To be done - Print the listing that follows, character for character.

>> START Input data

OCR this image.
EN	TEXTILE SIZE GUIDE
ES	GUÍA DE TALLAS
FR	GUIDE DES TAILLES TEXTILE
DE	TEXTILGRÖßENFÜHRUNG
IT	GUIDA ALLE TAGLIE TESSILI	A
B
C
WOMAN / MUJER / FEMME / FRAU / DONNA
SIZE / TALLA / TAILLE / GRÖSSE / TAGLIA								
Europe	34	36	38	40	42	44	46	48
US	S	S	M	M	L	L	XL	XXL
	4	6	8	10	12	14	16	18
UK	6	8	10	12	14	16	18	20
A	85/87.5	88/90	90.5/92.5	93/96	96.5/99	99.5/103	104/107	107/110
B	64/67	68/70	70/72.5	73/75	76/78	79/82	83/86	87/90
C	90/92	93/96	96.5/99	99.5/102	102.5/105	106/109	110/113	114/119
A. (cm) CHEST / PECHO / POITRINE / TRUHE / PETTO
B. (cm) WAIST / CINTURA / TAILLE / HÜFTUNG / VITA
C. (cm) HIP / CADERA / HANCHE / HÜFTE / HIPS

>> END Input data

Answer for the task -
OCR this image.
EN	TEXTILE SIZE GUIDE
ES	GUÍA DE TALLAS
FR	GUIDE DES TAILLES TEXTILE
DE	TEXTILGRÖßENFÜHRUNG
IT	GUIDA ALLE TAGLIE TESSILI	A
B
C
WOMAN / MUJER / FEMME / FRAU / DONNA
SIZE / TALLA / TAILLE / GRÖSSE / TAGLIA								
Europe	34	36	38	40	42	44	46	48
US	S	S	M	M	L	L	XL	XXL
	4	6	8	10	12	14	16	18
UK	6	8	10	12	14	16	18	20
A	85/87.5	88/90	90.5/92.5	93/96	96.5/99	99.5/103	104/107	107/110
B	64/67	68/70	70/72.5	73/75	76/78	79/82	83/86	87/90
C	90/92	93/96	96.5/99	99.5/102	102.5/105	106/109	110/113	114/119
A. (cm) CHEST / PECHO / POITRINE / TRUHE / PETTO
B. (cm) WAIST / CINTURA / TAILLE / HÜFTUNG / VITA
C. (cm) HIP / CADERA / HANCHE / HÜFTE / HIPS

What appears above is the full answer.